### Do this:
Return a copy of every line in the records that includes the word "Fields".

### Records for this task:
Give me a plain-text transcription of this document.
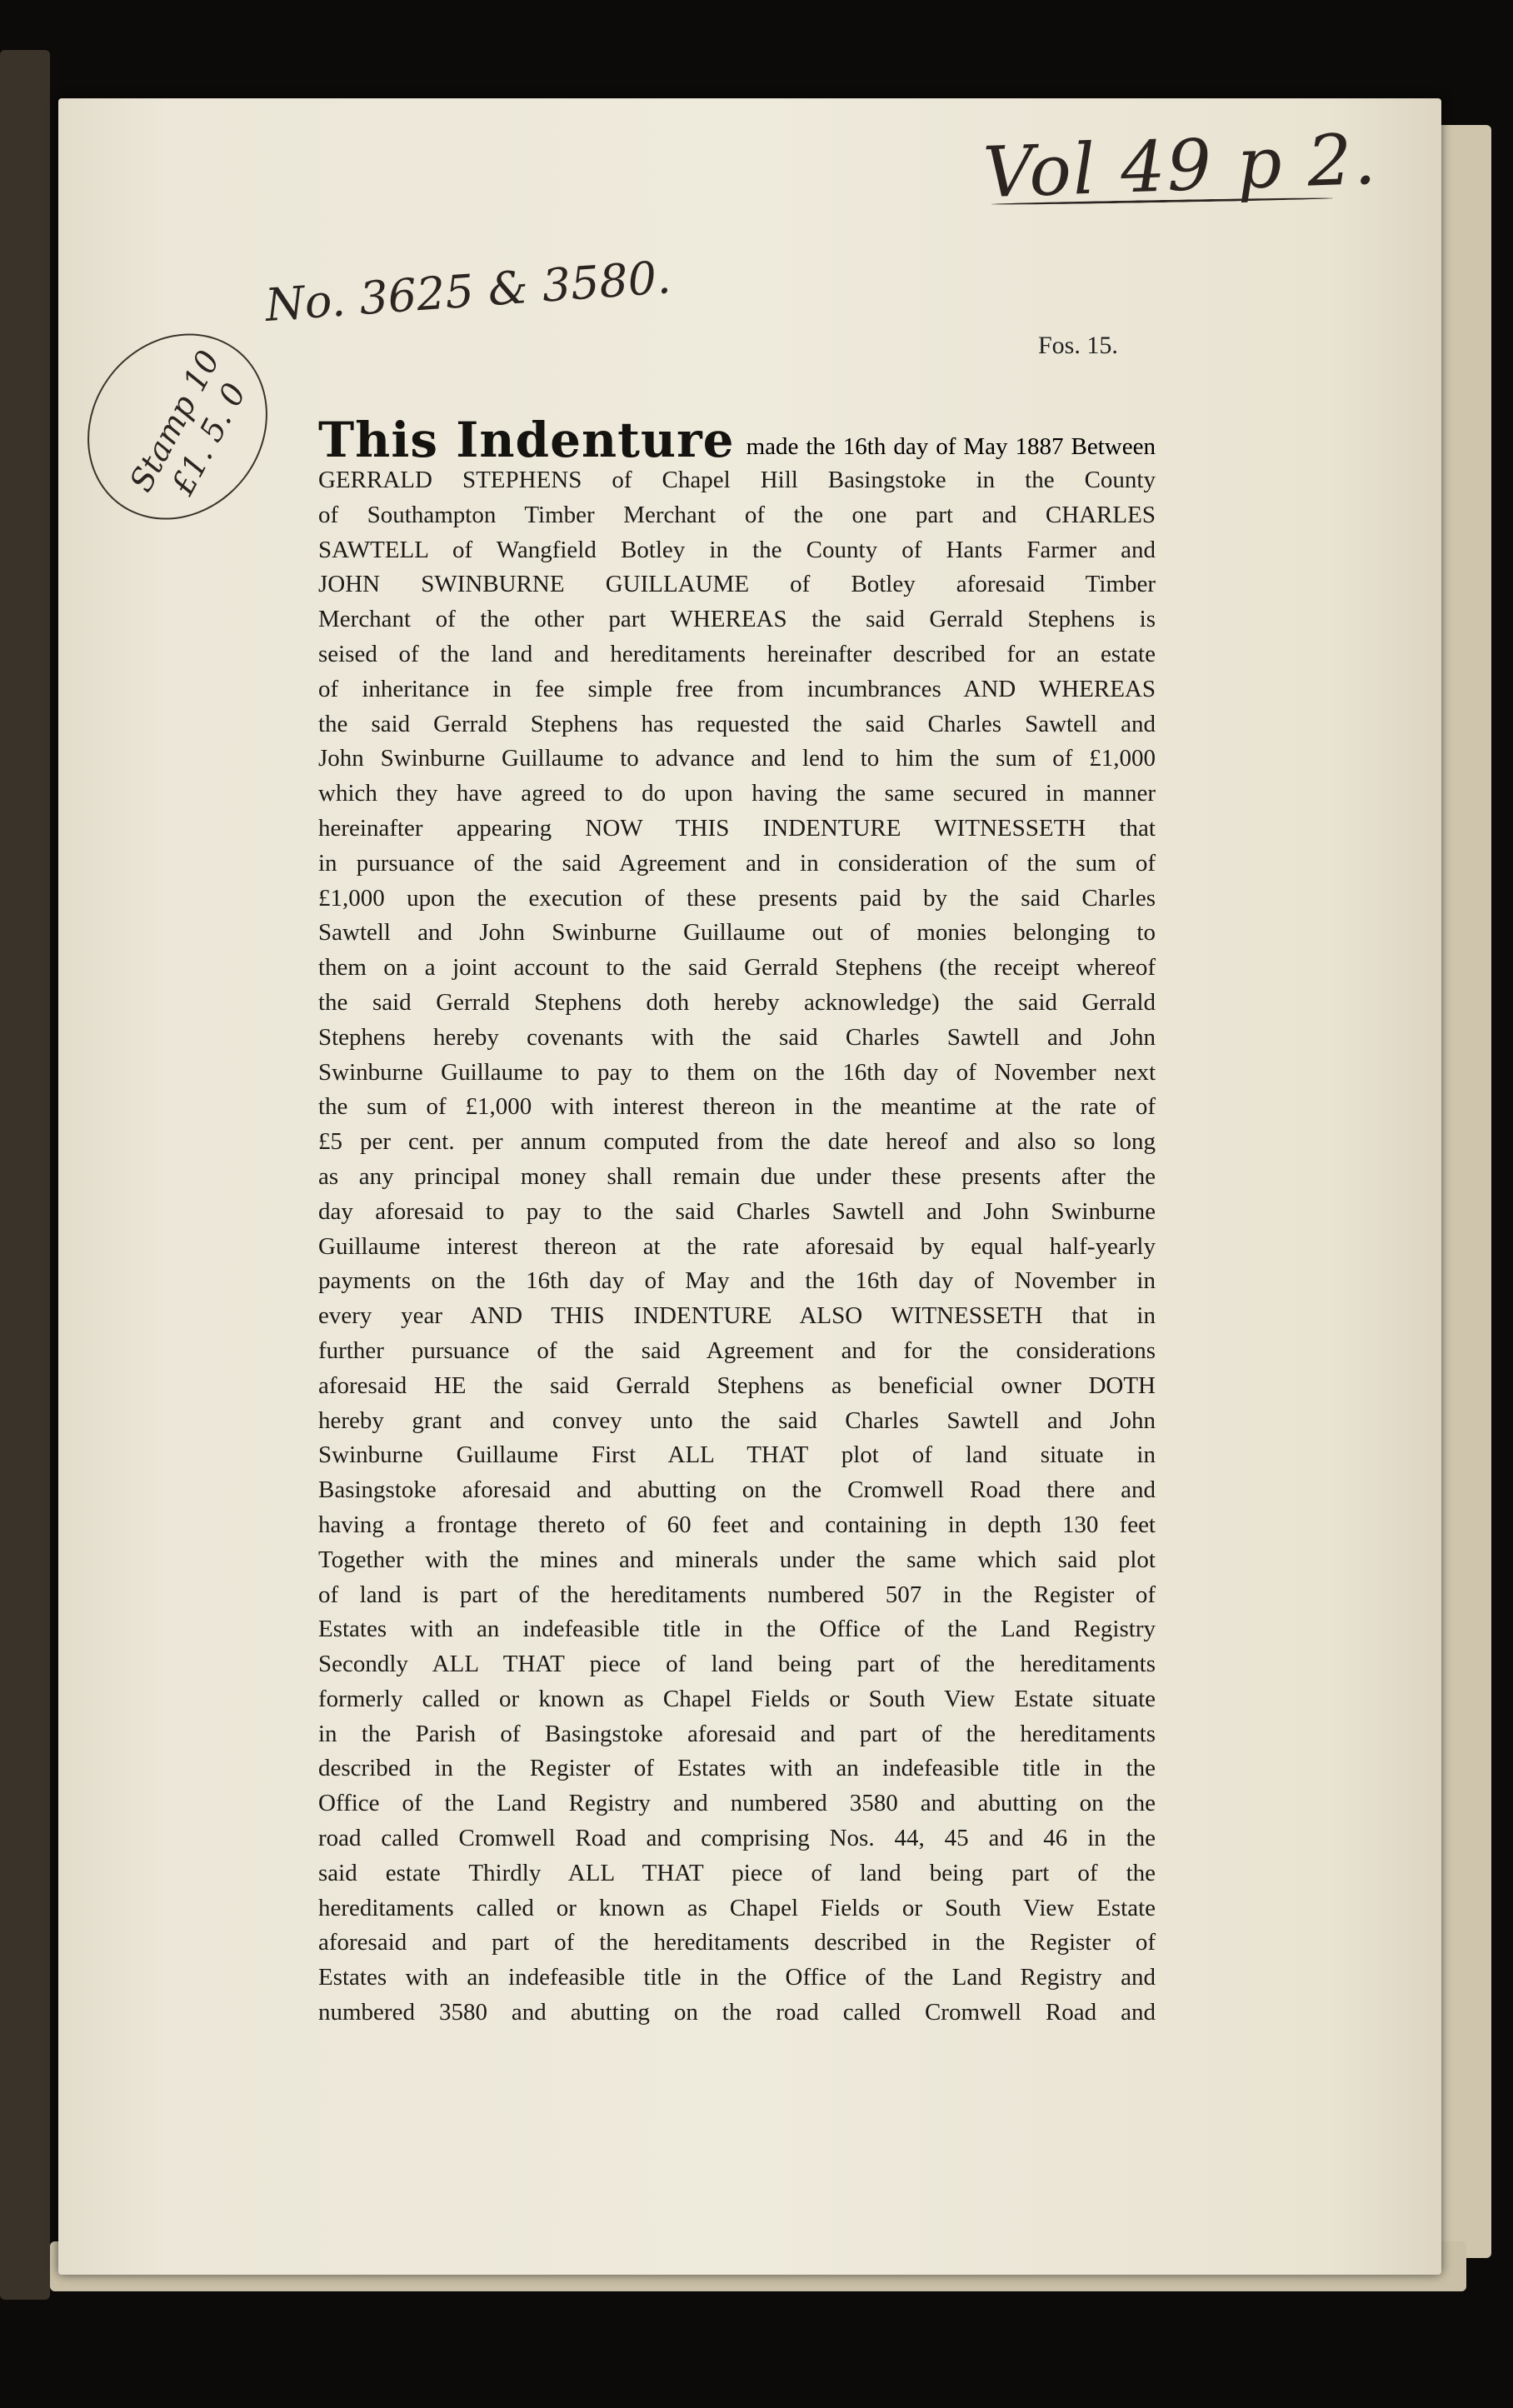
Vol 49 p 2.
No. 3625 & 3580.
Fos. 15.
Stamp 10 £1. 5. 0	This Indenture made the 16th day of May 1887 Between
GERRALD STEPHENS of Chapel Hill Basingstoke in the County
of Southampton Timber Merchant of the one part and CHARLES
SAWTELL of Wangfield Botley in the County of Hants Farmer and
JOHN SWINBURNE GUILLAUME of Botley aforesaid Timber
Merchant of the other part WHEREAS the said Gerrald Stephens is
seised of the land and hereditaments hereinafter described for an estate
of inheritance in fee simple free from incumbrances AND WHEREAS
the said Gerrald Stephens has requested the said Charles Sawtell and
John Swinburne Guillaume to advance and lend to him the sum of £1,000
which they have agreed to do upon having the same secured in manner
hereinafter appearing NOW THIS INDENTURE WITNESSETH that
in pursuance of the said Agreement and in consideration of the sum of
£1,000 upon the execution of these presents paid by the said Charles
Sawtell and John Swinburne Guillaume out of monies belonging to
them on a joint account to the said Gerrald Stephens (the receipt whereof
the said Gerrald Stephens doth hereby acknowledge) the said Gerrald
Stephens hereby covenants with the said Charles Sawtell and John
Swinburne Guillaume to pay to them on the 16th day of November next
the sum of £1,000 with interest thereon in the meantime at the rate of
£5 per cent. per annum computed from the date hereof and also so long
as any principal money shall remain due under these presents after the
day aforesaid to pay to the said Charles Sawtell and John Swinburne
Guillaume interest thereon at the rate aforesaid by equal half-yearly
payments on the 16th day of May and the 16th day of November in
every year AND THIS INDENTURE ALSO WITNESSETH that in
further pursuance of the said Agreement and for the considerations
aforesaid HE the said Gerrald Stephens as beneficial owner DOTH
hereby grant and convey unto the said Charles Sawtell and John
Swinburne Guillaume First ALL THAT plot of land situate in
Basingstoke aforesaid and abutting on the Cromwell Road there and
having a frontage thereto of 60 feet and containing in depth 130 feet
Together with the mines and minerals under the same which said plot
of land is part of the hereditaments numbered 507 in the Register of
Estates with an indefeasible title in the Office of the Land Registry
Secondly ALL THAT piece of land being part of the hereditaments
formerly called or known as Chapel Fields or South View Estate situate
in the Parish of Basingstoke aforesaid and part of the hereditaments
described in the Register of Estates with an indefeasible title in the
Office of the Land Registry and numbered 3580 and abutting on the
road called Cromwell Road and comprising Nos. 44, 45 and 46 in the
said estate Thirdly ALL THAT piece of land being part of the
hereditaments called or known as Chapel Fields or South View Estate
aforesaid and part of the hereditaments described in the Register of
Estates with an indefeasible title in the Office of the Land Registry and
numbered 3580 and abutting on the road called Cromwell Road and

### Answer for the task:
formerly called or known as Chapel Fields or South View Estate situate
hereditaments called or known as Chapel Fields or South View Estate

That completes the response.